Dataset records:
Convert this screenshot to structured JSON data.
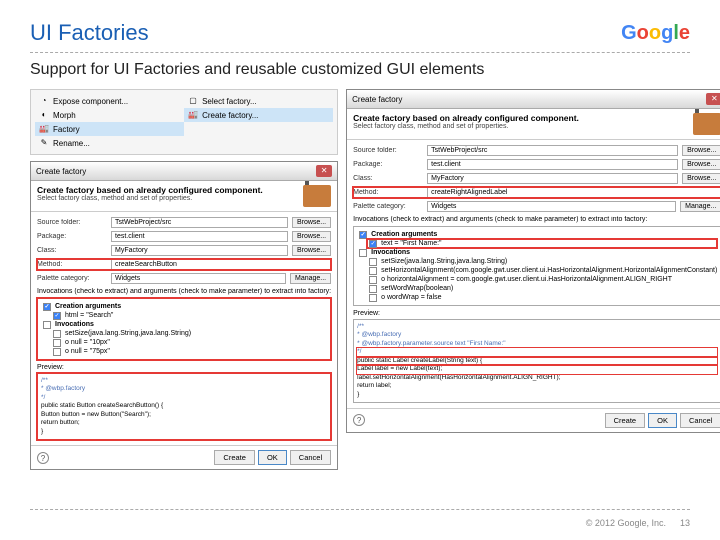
{
  "title": "UI Factories",
  "subtitle": "Support for UI Factories and reusable customized GUI elements",
  "logo": "Google",
  "footer": {
    "copyright": "© 2012 Google, Inc.",
    "page": "13"
  },
  "menu_left": [
    {
      "icon": "◔",
      "label": "Expose component..."
    },
    {
      "icon": "◐",
      "label": "Morph"
    },
    {
      "icon": "🏭",
      "label": "Factory"
    },
    {
      "icon": "✎",
      "label": "Rename..."
    }
  ],
  "menu_right": [
    {
      "icon": "▢",
      "label": "Select factory..."
    },
    {
      "icon": "🏭",
      "label": "Create factory..."
    }
  ],
  "dialog": {
    "title": "Create factory",
    "close": "✕",
    "header_title": "Create factory based on already configured component.",
    "header_sub": "Select factory class, method and set of properties.",
    "labels": {
      "source": "Source folder:",
      "package": "Package:",
      "class": "Class:",
      "method": "Method:",
      "palette": "Palette category:"
    },
    "buttons": {
      "browse": "Browse...",
      "manage": "Manage..."
    },
    "invocations_label": "Invocations (check to extract) and arguments (check to make parameter) to extract into factory:",
    "preview_label": "Preview:",
    "footer_help": "?",
    "footer_buttons": {
      "create": "Create",
      "ok": "OK",
      "cancel": "Cancel"
    }
  },
  "left": {
    "values": {
      "source": "TstWebProject/src",
      "package": "test.client",
      "class": "MyFactory",
      "method": "createSearchButton",
      "palette": "Widgets"
    },
    "tree": {
      "g1": "Creation arguments",
      "g1_items": [
        "html = \"Search\""
      ],
      "g2": "Invocations",
      "g2_items": [
        "setSize(java.lang.String,java.lang.String)",
        "o null = \"10px\"",
        "o null = \"75px\""
      ]
    },
    "code": [
      {
        "cls": "jd",
        "text": "/**"
      },
      {
        "cls": "jd",
        "text": " * @wbp.factory"
      },
      {
        "cls": "jd",
        "text": " */"
      },
      {
        "cls": "",
        "text": "public static Button createSearchButton() {"
      },
      {
        "cls": "",
        "text": "  Button button = new Button(\"Search\");"
      },
      {
        "cls": "",
        "text": "  return button;"
      },
      {
        "cls": "",
        "text": "}"
      }
    ]
  },
  "right": {
    "values": {
      "source": "TstWebProject/src",
      "package": "test.client",
      "class": "MyFactory",
      "method": "createRightAlignedLabel",
      "palette": "Widgets"
    },
    "tree": {
      "g1": "Creation arguments",
      "g1_items": [
        "text = \"First Name:\""
      ],
      "g2": "Invocations",
      "g2_items": [
        "setSize(java.lang.String,java.lang.String)",
        "setHorizontalAlignment(com.google.gwt.user.client.ui.HasHorizontalAlignment.HorizontalAlignmentConstant)",
        "o horizontalAlignment = com.google.gwt.user.client.ui.HasHorizontalAlignment.ALIGN_RIGHT",
        "setWordWrap(boolean)",
        "o wordWrap = false"
      ]
    },
    "code": [
      {
        "cls": "jd",
        "text": "/**"
      },
      {
        "cls": "jd",
        "text": " * @wbp.factory"
      },
      {
        "cls": "jd",
        "text": " * @wbp.factory.parameter.source text \"First Name:\""
      },
      {
        "cls": "jd",
        "text": " */"
      },
      {
        "cls": "",
        "text": "public static Label createLabel(String text) {"
      },
      {
        "cls": "",
        "text": "  Label label = new Label(text);"
      },
      {
        "cls": "",
        "text": "  label.setHorizontalAlignment(HasHorizontalAlignment.ALIGN_RIGHT);"
      },
      {
        "cls": "",
        "text": "  return label;"
      },
      {
        "cls": "",
        "text": "}"
      }
    ]
  }
}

Short problem >> Keep the pictures out of your copy, and repeat every entry above exactly.

Expected answer >>
Convert this screenshot to structured JSON data.
{
  "title": "UI Factories",
  "subtitle": "Support for UI Factories and reusable customized GUI elements",
  "logo": "Google",
  "footer": {
    "copyright": "© 2012 Google, Inc.",
    "page": "13"
  },
  "menu_left": [
    {
      "icon": "◔",
      "label": "Expose component..."
    },
    {
      "icon": "◐",
      "label": "Morph"
    },
    {
      "icon": "🏭",
      "label": "Factory"
    },
    {
      "icon": "✎",
      "label": "Rename..."
    }
  ],
  "menu_right": [
    {
      "icon": "▢",
      "label": "Select factory..."
    },
    {
      "icon": "🏭",
      "label": "Create factory..."
    }
  ],
  "dialog": {
    "title": "Create factory",
    "close": "✕",
    "header_title": "Create factory based on already configured component.",
    "header_sub": "Select factory class, method and set of properties.",
    "labels": {
      "source": "Source folder:",
      "package": "Package:",
      "class": "Class:",
      "method": "Method:",
      "palette": "Palette category:"
    },
    "buttons": {
      "browse": "Browse...",
      "manage": "Manage..."
    },
    "invocations_label": "Invocations (check to extract) and arguments (check to make parameter) to extract into factory:",
    "preview_label": "Preview:",
    "footer_help": "?",
    "footer_buttons": {
      "create": "Create",
      "ok": "OK",
      "cancel": "Cancel"
    }
  },
  "left": {
    "values": {
      "source": "TstWebProject/src",
      "package": "test.client",
      "class": "MyFactory",
      "method": "createSearchButton",
      "palette": "Widgets"
    },
    "tree": {
      "g1": "Creation arguments",
      "g1_items": [
        "html = \"Search\""
      ],
      "g2": "Invocations",
      "g2_items": [
        "setSize(java.lang.String,java.lang.String)",
        "o null = \"10px\"",
        "o null = \"75px\""
      ]
    },
    "code": [
      {
        "cls": "jd",
        "text": "/**"
      },
      {
        "cls": "jd",
        "text": " * @wbp.factory"
      },
      {
        "cls": "jd",
        "text": " */"
      },
      {
        "cls": "",
        "text": "public static Button createSearchButton() {"
      },
      {
        "cls": "",
        "text": "  Button button = new Button(\"Search\");"
      },
      {
        "cls": "",
        "text": "  return button;"
      },
      {
        "cls": "",
        "text": "}"
      }
    ]
  },
  "right": {
    "values": {
      "source": "TstWebProject/src",
      "package": "test.client",
      "class": "MyFactory",
      "method": "createRightAlignedLabel",
      "palette": "Widgets"
    },
    "tree": {
      "g1": "Creation arguments",
      "g1_items": [
        "text = \"First Name:\""
      ],
      "g2": "Invocations",
      "g2_items": [
        "setSize(java.lang.String,java.lang.String)",
        "setHorizontalAlignment(com.google.gwt.user.client.ui.HasHorizontalAlignment.HorizontalAlignmentConstant)",
        "o horizontalAlignment = com.google.gwt.user.client.ui.HasHorizontalAlignment.ALIGN_RIGHT",
        "setWordWrap(boolean)",
        "o wordWrap = false"
      ]
    },
    "code": [
      {
        "cls": "jd",
        "text": "/**"
      },
      {
        "cls": "jd",
        "text": " * @wbp.factory"
      },
      {
        "cls": "jd",
        "text": " * @wbp.factory.parameter.source text \"First Name:\""
      },
      {
        "cls": "jd",
        "text": " */"
      },
      {
        "cls": "",
        "text": "public static Label createLabel(String text) {"
      },
      {
        "cls": "",
        "text": "  Label label = new Label(text);"
      },
      {
        "cls": "",
        "text": "  label.setHorizontalAlignment(HasHorizontalAlignment.ALIGN_RIGHT);"
      },
      {
        "cls": "",
        "text": "  return label;"
      },
      {
        "cls": "",
        "text": "}"
      }
    ]
  }
}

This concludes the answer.